Transcribe each of the records below exactly, excluding all pictures.

Data entries:
======
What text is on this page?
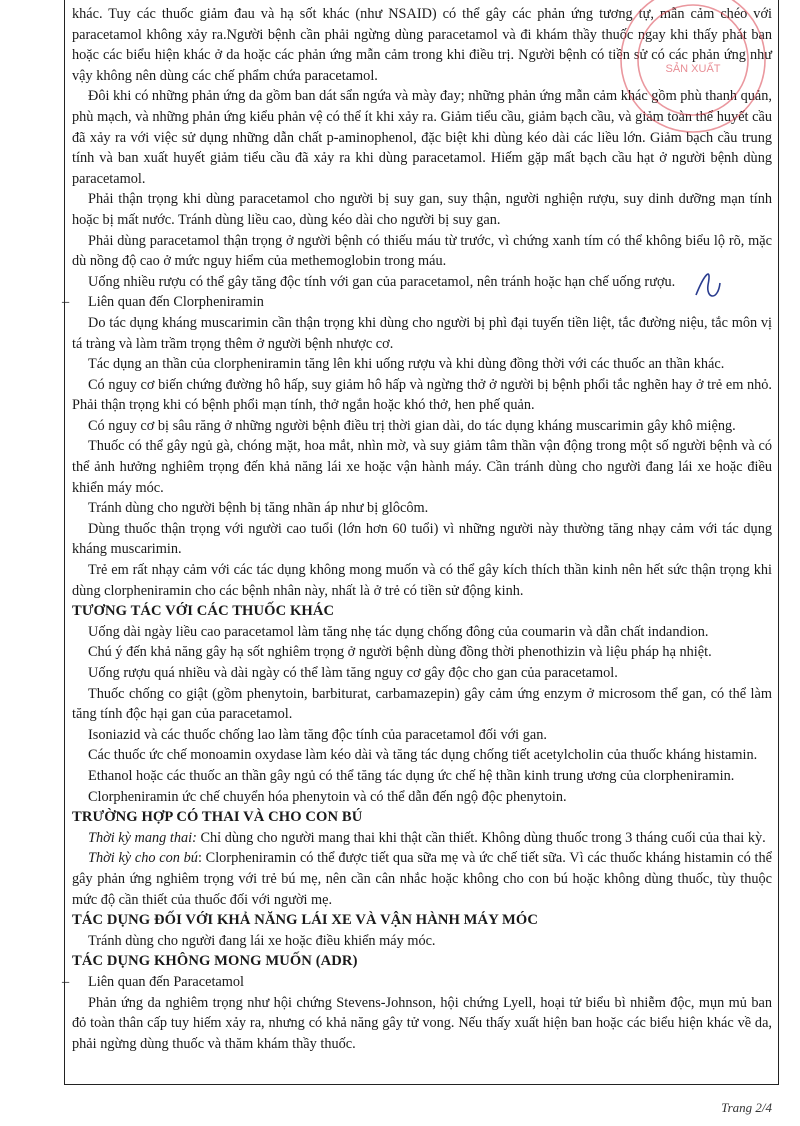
khác. Tuy các thuốc giảm đau và hạ sốt khác (như NSAID) có thể gây các phản ứng tương tự, mẫn cảm chéo với paracetamol không xảy ra.Người bệnh cần phải ngừng dùng paracetamol và đi khám thầy thuốc ngay khi thấy phát ban hoặc các biểu hiện khác ở da hoặc các phản ứng mẫn cảm trong khi điều trị. Người bệnh có tiền sử có các phản ứng như vậy không nên dùng các chế phẩm chứa paracetamol.

Đôi khi có những phản ứng da gồm ban dát sẩn ngứa và mày đay; những phản ứng mẫn cảm khác gồm phù thanh quản, phù mạch, và những phản ứng kiểu phản vệ có thể ít khi xảy ra. Giảm tiểu cầu, giảm bạch cầu, và giảm toàn thể huyết cầu đã xảy ra với việc sử dụng những dẫn chất p-aminophenol, đặc biệt khi dùng kéo dài các liều lớn. Giảm bạch cầu trung tính và ban xuất huyết giảm tiểu cầu đã xảy ra khi dùng paracetamol. Hiếm gặp mất bạch cầu hạt ở người bệnh dùng paracetamol.

Phải thận trọng khi dùng paracetamol cho người bị suy gan, suy thận, người nghiện rượu, suy dinh dưỡng mạn tính hoặc bị mất nước. Tránh dùng liều cao, dùng kéo dài cho người bị suy gan.

Phải dùng paracetamol thận trọng ở người bệnh có thiếu máu từ trước, vì chứng xanh tím có thể không biểu lộ rõ, mặc dù nồng độ cao ở mức nguy hiểm của methemoglobin trong máu.

Uống nhiều rượu có thể gây tăng độc tính với gan của paracetamol, nên tránh hoặc hạn chế uống rượu.

– Liên quan đến Clorpheniramin

Do tác dụng kháng muscarimin cần thận trọng khi dùng cho người bị phì đại tuyến tiền liệt, tắc đường niệu, tắc môn vị tá tràng và làm trầm trọng thêm ở người bệnh nhược cơ.

Tác dụng an thần của clorpheniramin tăng lên khi uống rượu và khi dùng đồng thời với các thuốc an thần khác.

Có nguy cơ biến chứng đường hô hấp, suy giảm hô hấp và ngừng thở ở người bị bệnh phổi tắc nghẽn hay ở trẻ em nhỏ. Phải thận trọng khi có bệnh phổi mạn tính, thở ngắn hoặc khó thở, hen phế quản.

Có nguy cơ bị sâu răng ở những người bệnh điều trị thời gian dài, do tác dụng kháng muscarimin gây khô miệng.

Thuốc có thể gây ngủ gà, chóng mặt, hoa mắt, nhìn mờ, và suy giảm tâm thần vận động trong một số người bệnh và có thể ảnh hưởng nghiêm trọng đến khả năng lái xe hoặc vận hành máy. Cần tránh dùng cho người đang lái xe hoặc điều khiển máy móc.

Tránh dùng cho người bệnh bị tăng nhãn áp như bị glôcôm.

Dùng thuốc thận trọng với người cao tuổi (lớn hơn 60 tuổi) vì những người này thường tăng nhạy cảm với tác dụng kháng muscarimin.

Trẻ em rất nhạy cảm với các tác dụng không mong muốn và có thể gây kích thích thần kinh nên hết sức thận trọng khi dùng clorpheniramin cho các bệnh nhân này, nhất là ở trẻ có tiền sử động kinh.

TƯƠNG TÁC VỚI CÁC THUỐC KHÁC

Uống dài ngày liều cao paracetamol làm tăng nhẹ tác dụng chống đông của coumarin và dẫn chất indandion.

Chú ý đến khả năng gây hạ sốt nghiêm trọng ở người bệnh dùng đồng thời phenothizin và liệu pháp hạ nhiệt.

Uống rượu quá nhiều và dài ngày có thể làm tăng nguy cơ gây độc cho gan của paracetamol.

Thuốc chống co giật (gồm phenytoin, barbiturat, carbamazepin) gây cảm ứng enzym ở microsom thể gan, có thể làm tăng tính độc hại gan của paracetamol.

Isoniazid và các thuốc chống lao làm tăng độc tính của paracetamol đối với gan.

Các thuốc ức chế monoamin oxydase làm kéo dài và tăng tác dụng chống tiết acetylcholin của thuốc kháng histamin.

Ethanol hoặc các thuốc an thần gây ngủ có thể tăng tác dụng ức chế hệ thần kinh trung ương của clorpheniramin.

Clorpheniramin ức chế chuyển hóa phenytoin và có thể dẫn đến ngộ độc phenytoin.

TRƯỜNG HỢP CÓ THAI VÀ CHO CON BÚ

Thời kỳ mang thai: Chỉ dùng cho người mang thai khi thật cần thiết. Không dùng thuốc trong 3 tháng cuối của thai kỳ.

Thời kỳ cho con bú: Clorpheniramin có thể được tiết qua sữa mẹ và ức chế tiết sữa. Vì các thuốc kháng histamin có thể gây phản ứng nghiêm trọng với trẻ bú mẹ, nên cần cân nhắc hoặc không cho con bú hoặc không dùng thuốc, tùy thuộc mức độ cần thiết của thuốc đối với người mẹ.

TÁC DỤNG ĐỐI VỚI KHẢ NĂNG LÁI XE VÀ VẬN HÀNH MÁY MÓC

Tránh dùng cho người đang lái xe hoặc điều khiển máy móc.

TÁC DỤNG KHÔNG MONG MUỐN (ADR)

– Liên quan đến Paracetamol

Phản ứng da nghiêm trọng như hội chứng Stevens-Johnson, hội chứng Lyell, hoại tử biểu bì nhiễm độc, mụn mủ ban đỏ toàn thân cấp tuy hiếm xảy ra, nhưng có khả năng gây tử vong. Nếu thấy xuất hiện ban hoặc các biểu hiện khác về da, phải ngừng dùng thuốc và thăm khám thầy thuốc.

SẢN XUẤT
Trang 2/4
======
▶ _Reply to the exercise_
What text is on this page?
khác. Tuy các thuốc giảm đau và hạ sốt khác (như NSAID) có thể gây các phản ứng tương tự, mẫn cảm chéo với paracetamol không xảy ra.Người bệnh cần phải ngừng dùng paracetamol và đi khám thầy thuốc ngay khi thấy phát ban hoặc các biểu hiện khác ở da hoặc các phản ứng mẫn cảm trong khi điều trị. Người bệnh có tiền sử có các phản ứng như vậy không nên dùng các chế phẩm chứa paracetamol.

Đôi khi có những phản ứng da gồm ban dát sẩn ngứa và mày đay; những phản ứng mẫn cảm khác gồm phù thanh quản, phù mạch, và những phản ứng kiểu phản vệ có thể ít khi xảy ra. Giảm tiểu cầu, giảm bạch cầu, và giảm toàn thể huyết cầu đã xảy ra với việc sử dụng những dẫn chất p-aminophenol, đặc biệt khi dùng kéo dài các liều lớn. Giảm bạch cầu trung tính và ban xuất huyết giảm tiểu cầu đã xảy ra khi dùng paracetamol. Hiếm gặp mất bạch cầu hạt ở người bệnh dùng paracetamol.

Phải thận trọng khi dùng paracetamol cho người bị suy gan, suy thận, người nghiện rượu, suy dinh dưỡng mạn tính hoặc bị mất nước. Tránh dùng liều cao, dùng kéo dài cho người bị suy gan.

Phải dùng paracetamol thận trọng ở người bệnh có thiếu máu từ trước, vì chứng xanh tím có thể không biểu lộ rõ, mặc dù nồng độ cao ở mức nguy hiểm của methemoglobin trong máu.

Uống nhiều rượu có thể gây tăng độc tính với gan của paracetamol, nên tránh hoặc hạn chế uống rượu.

– Liên quan đến Clorpheniramin

Do tác dụng kháng muscarimin cần thận trọng khi dùng cho người bị phì đại tuyến tiền liệt, tắc đường niệu, tắc môn vị tá tràng và làm trầm trọng thêm ở người bệnh nhược cơ.

Tác dụng an thần của clorpheniramin tăng lên khi uống rượu và khi dùng đồng thời với các thuốc an thần khác.

Có nguy cơ biến chứng đường hô hấp, suy giảm hô hấp và ngừng thở ở người bị bệnh phổi tắc nghẽn hay ở trẻ em nhỏ. Phải thận trọng khi có bệnh phổi mạn tính, thở ngắn hoặc khó thở, hen phế quản.

Có nguy cơ bị sâu răng ở những người bệnh điều trị thời gian dài, do tác dụng kháng muscarimin gây khô miệng.

Thuốc có thể gây ngủ gà, chóng mặt, hoa mắt, nhìn mờ, và suy giảm tâm thần vận động trong một số người bệnh và có thể ảnh hưởng nghiêm trọng đến khả năng lái xe hoặc vận hành máy. Cần tránh dùng cho người đang lái xe hoặc điều khiển máy móc.

Tránh dùng cho người bệnh bị tăng nhãn áp như bị glôcôm.

Dùng thuốc thận trọng với người cao tuổi (lớn hơn 60 tuổi) vì những người này thường tăng nhạy cảm với tác dụng kháng muscarimin.

Trẻ em rất nhạy cảm với các tác dụng không mong muốn và có thể gây kích thích thần kinh nên hết sức thận trọng khi dùng clorpheniramin cho các bệnh nhân này, nhất là ở trẻ có tiền sử động kinh.

TƯƠNG TÁC VỚI CÁC THUỐC KHÁC

Uống dài ngày liều cao paracetamol làm tăng nhẹ tác dụng chống đông của coumarin và dẫn chất indandion.

Chú ý đến khả năng gây hạ sốt nghiêm trọng ở người bệnh dùng đồng thời phenothizin và liệu pháp hạ nhiệt.

Uống rượu quá nhiều và dài ngày có thể làm tăng nguy cơ gây độc cho gan của paracetamol.

Thuốc chống co giật (gồm phenytoin, barbiturat, carbamazepin) gây cảm ứng enzym ở microsom thể gan, có thể làm tăng tính độc hại gan của paracetamol.

Isoniazid và các thuốc chống lao làm tăng độc tính của paracetamol đối với gan.

Các thuốc ức chế monoamin oxydase làm kéo dài và tăng tác dụng chống tiết acetylcholin của thuốc kháng histamin.

Ethanol hoặc các thuốc an thần gây ngủ có thể tăng tác dụng ức chế hệ thần kinh trung ương của clorpheniramin.

Clorpheniramin ức chế chuyển hóa phenytoin và có thể dẫn đến ngộ độc phenytoin.

TRƯỜNG HỢP CÓ THAI VÀ CHO CON BÚ

Thời kỳ mang thai: Chỉ dùng cho người mang thai khi thật cần thiết. Không dùng thuốc trong 3 tháng cuối của thai kỳ.

Thời kỳ cho con bú: Clorpheniramin có thể được tiết qua sữa mẹ và ức chế tiết sữa. Vì các thuốc kháng histamin có thể gây phản ứng nghiêm trọng với trẻ bú mẹ, nên cần cân nhắc hoặc không cho con bú hoặc không dùng thuốc, tùy thuộc mức độ cần thiết của thuốc đối với người mẹ.

TÁC DỤNG ĐỐI VỚI KHẢ NĂNG LÁI XE VÀ VẬN HÀNH MÁY MÓC

Tránh dùng cho người đang lái xe hoặc điều khiển máy móc.

TÁC DỤNG KHÔNG MONG MUỐN (ADR)

– Liên quan đến Paracetamol

Phản ứng da nghiêm trọng như hội chứng Stevens-Johnson, hội chứng Lyell, hoại tử biểu bì nhiễm độc, mụn mủ ban đỏ toàn thân cấp tuy hiếm xảy ra, nhưng có khả năng gây tử vong. Nếu thấy xuất hiện ban hoặc các biểu hiện khác về da, phải ngừng dùng thuốc và thăm khám thầy thuốc.

SẢN XUẤT
Trang 2/4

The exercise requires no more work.